--- START OF DATA PROVIDED ---

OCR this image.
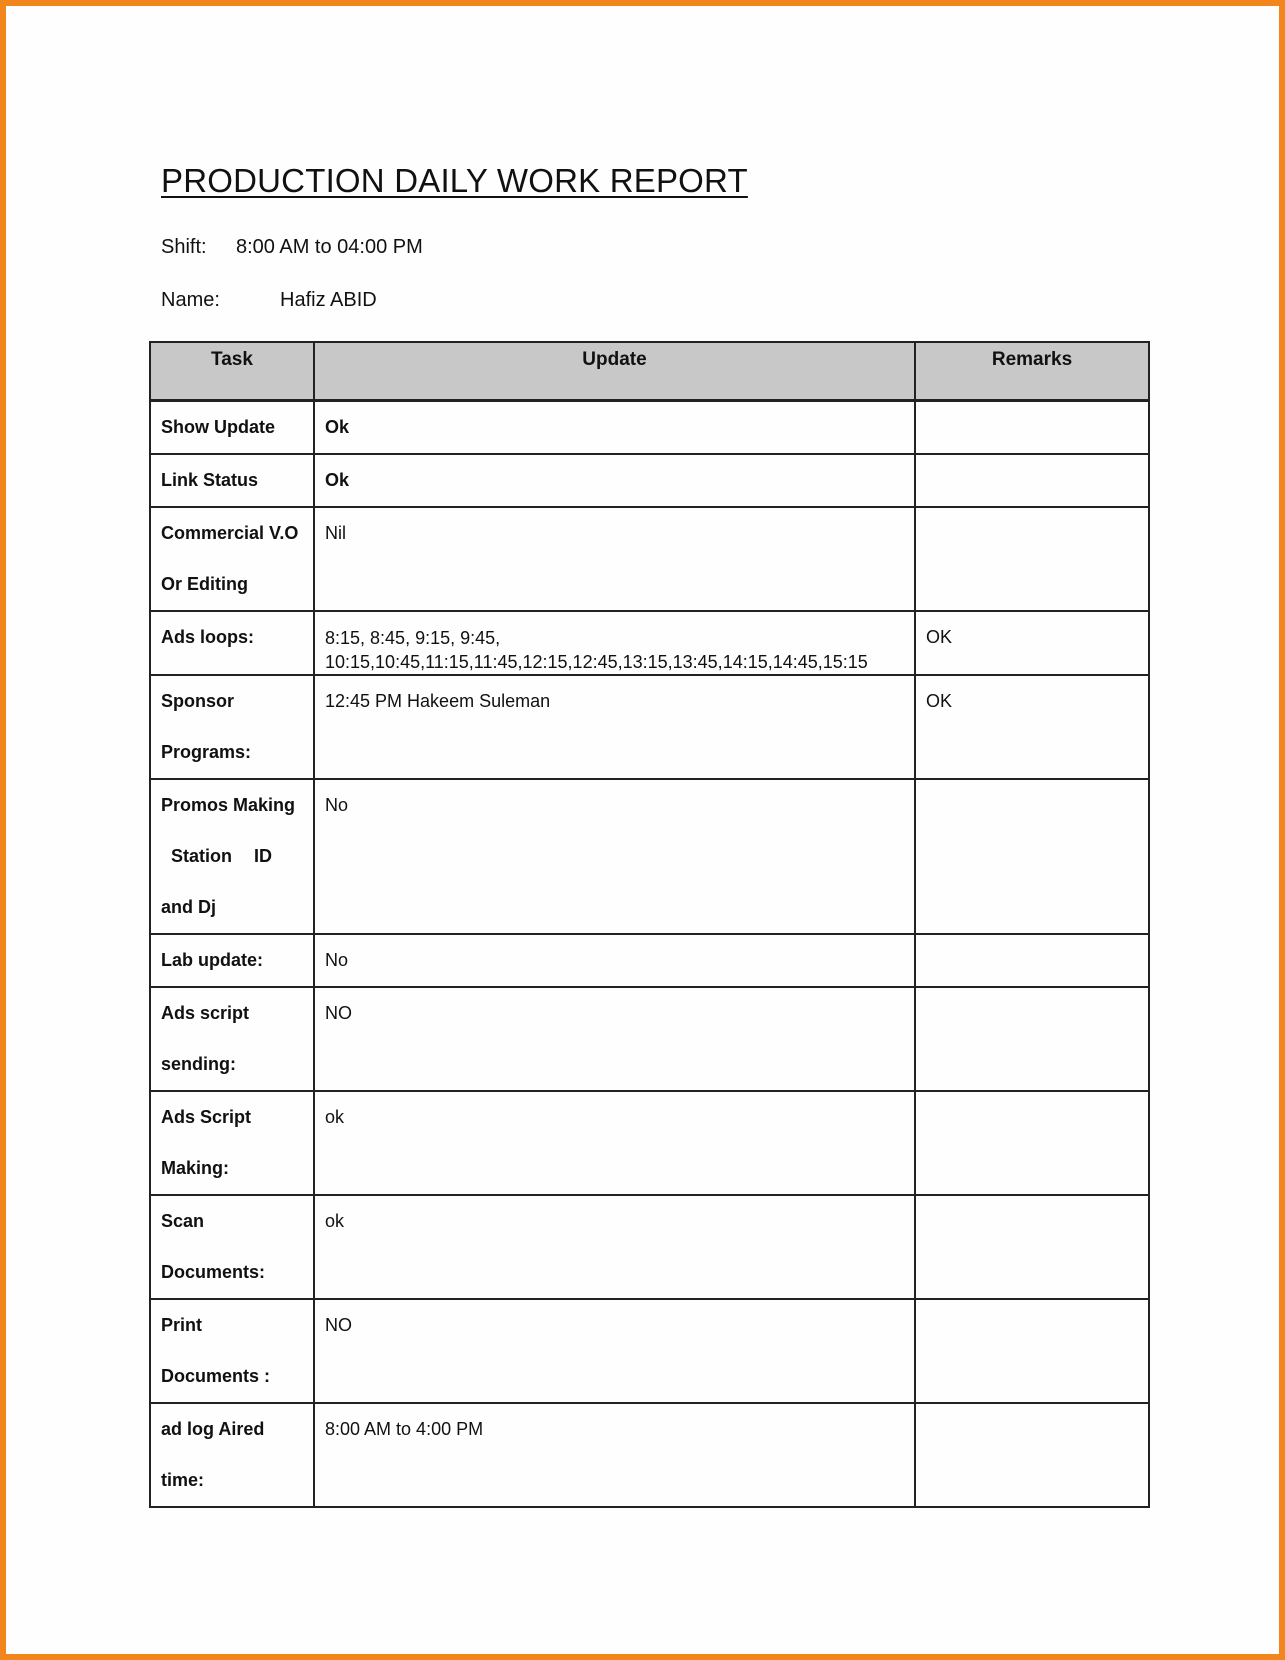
PRODUCTION DAILY WORK REPORT
Shift: 8:00 AM to 04:00 PM
Name:	Hafiz ABID
Task	Update	Remarks

Show Update	Ok	

Link Status	Ok	

Commercial V.O
Or Editing	Nil	

Ads loops:	8:15, 8:45, 9:15, 9:45,
10:15,10:45,11:15,11:45,12:15,12:45,13:15,13:45,14:15,14:45,15:15	OK

Sponsor
Programs:	12:45 PM Hakeem Suleman	OK

Promos Making
Station ID
and Dj	No	

Lab update:	No	

Ads script
sending:	NO	

Ads Script
Making:	ok	

Scan
Documents:	ok	

Print
Documents :	NO	

ad log Aired
time:	8:00 AM to 4:00 PM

--- END OF DATA PROVIDED ---

- [TO BE DONE] Leave out all pictures, then copy the remaining material exactly.

- [TASK SOLUTION]
OCR this image.
PRODUCTION DAILY WORK REPORT
Shift: 8:00 AM to 04:00 PM
Name:	Hafiz ABID
Task	Update	Remarks

Show Update	Ok	

Link Status	Ok	

Commercial V.O
Or Editing	Nil	

Ads loops:	8:15, 8:45, 9:15, 9:45,
10:15,10:45,11:15,11:45,12:15,12:45,13:15,13:45,14:15,14:45,15:15	OK

Sponsor
Programs:	12:45 PM Hakeem Suleman	OK

Promos Making
Station ID
and Dj	No	

Lab update:	No	

Ads script
sending:	NO	

Ads Script
Making:	ok	

Scan
Documents:	ok	

Print
Documents :	NO	

ad log Aired
time:	8:00 AM to 4:00 PM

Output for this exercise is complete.